• SHORT PROBLEM:
Can you write out all the lines word for word, with no pictures?

• DATA LINES:
BEGIN

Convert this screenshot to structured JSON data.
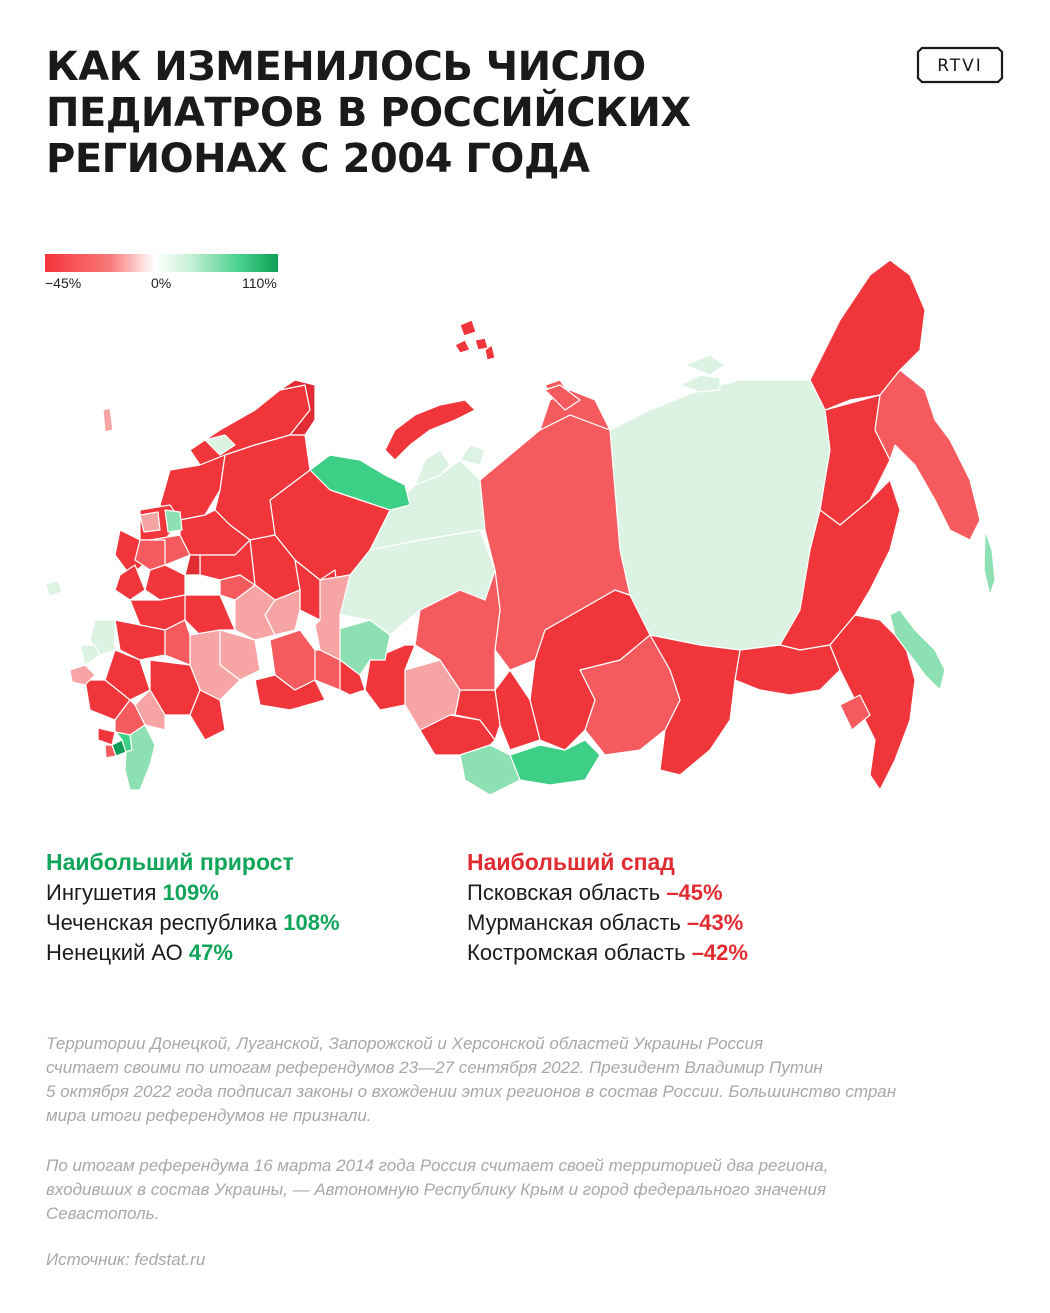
{
  "title_lines": [
    "КАК ИЗМЕНИЛОСЬ ЧИСЛО",
    "ПЕДИАТРОВ В РОССИЙСКИХ",
    "РЕГИОНАХ С 2004 ГОДА"
  ],
  "logo_text": "RTVI",
  "legend": {
    "min_label": "−45%",
    "mid_label": "0%",
    "max_label": "110%",
    "colors": [
      "#f5333b",
      "#f97a7a",
      "#ffffff",
      "#c9f1d8",
      "#46d08b",
      "#0f9e55"
    ]
  },
  "stats": {
    "growth": {
      "heading": "Наибольший прирост",
      "items": [
        {
          "region": "Ингушетия",
          "value": "109%"
        },
        {
          "region": "Чеченская республика",
          "value": "108%"
        },
        {
          "region": "Ненецкий АО",
          "value": "47%"
        }
      ]
    },
    "decline": {
      "heading": "Наибольший спад",
      "items": [
        {
          "region": "Псковская область",
          "value": "–45%"
        },
        {
          "region": "Мурманская область",
          "value": "–43%"
        },
        {
          "region": "Костромская область",
          "value": "–42%"
        }
      ]
    }
  },
  "notes": {
    "note1_lines": [
      "Территории Донецкой, Луганской, Запорожской и Херсонской областей Украины Россия",
      "считает своими по итогам референдумов 23—27 сентября 2022. Президент Владимир Путин",
      "5 октября 2022 года подписал законы о вхождении этих регионов в состав России. Большинство стран",
      "мира итоги референдумов не признали."
    ],
    "note2_lines": [
      "По итогам референдума 16 марта 2014 года Россия считает своей территорией два региона,",
      "входивших в состав Украины, — Автономную Республику Крым и город федерального значения",
      "Севастополь."
    ],
    "source": "Источник: fedstat.ru"
  },
  "map_colors": {
    "strong_decline": "#f0353b",
    "decline": "#f55a5e",
    "mild_decline": "#f7a4a4",
    "near_zero": "#dcf3e3",
    "growth": "#8de0b2",
    "strong_growth": "#3ccf85",
    "max_growth": "#0f9e55"
  }
}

END

• EXERCISE OUTPUT:
Convert this screenshot to structured JSON data.
{
  "title_lines": [
    "КАК ИЗМЕНИЛОСЬ ЧИСЛО",
    "ПЕДИАТРОВ В РОССИЙСКИХ",
    "РЕГИОНАХ С 2004 ГОДА"
  ],
  "logo_text": "RTVI",
  "legend": {
    "min_label": "−45%",
    "mid_label": "0%",
    "max_label": "110%",
    "colors": [
      "#f5333b",
      "#f97a7a",
      "#ffffff",
      "#c9f1d8",
      "#46d08b",
      "#0f9e55"
    ]
  },
  "stats": {
    "growth": {
      "heading": "Наибольший прирост",
      "items": [
        {
          "region": "Ингушетия",
          "value": "109%"
        },
        {
          "region": "Чеченская республика",
          "value": "108%"
        },
        {
          "region": "Ненецкий АО",
          "value": "47%"
        }
      ]
    },
    "decline": {
      "heading": "Наибольший спад",
      "items": [
        {
          "region": "Псковская область",
          "value": "–45%"
        },
        {
          "region": "Мурманская область",
          "value": "–43%"
        },
        {
          "region": "Костромская область",
          "value": "–42%"
        }
      ]
    }
  },
  "notes": {
    "note1_lines": [
      "Территории Донецкой, Луганской, Запорожской и Херсонской областей Украины Россия",
      "считает своими по итогам референдумов 23—27 сентября 2022. Президент Владимир Путин",
      "5 октября 2022 года подписал законы о вхождении этих регионов в состав России. Большинство стран",
      "мира итоги референдумов не признали."
    ],
    "note2_lines": [
      "По итогам референдума 16 марта 2014 года Россия считает своей территорией два региона,",
      "входивших в состав Украины, — Автономную Республику Крым и город федерального значения",
      "Севастополь."
    ],
    "source": "Источник: fedstat.ru"
  },
  "map_colors": {
    "strong_decline": "#f0353b",
    "decline": "#f55a5e",
    "mild_decline": "#f7a4a4",
    "near_zero": "#dcf3e3",
    "growth": "#8de0b2",
    "strong_growth": "#3ccf85",
    "max_growth": "#0f9e55"
  }
}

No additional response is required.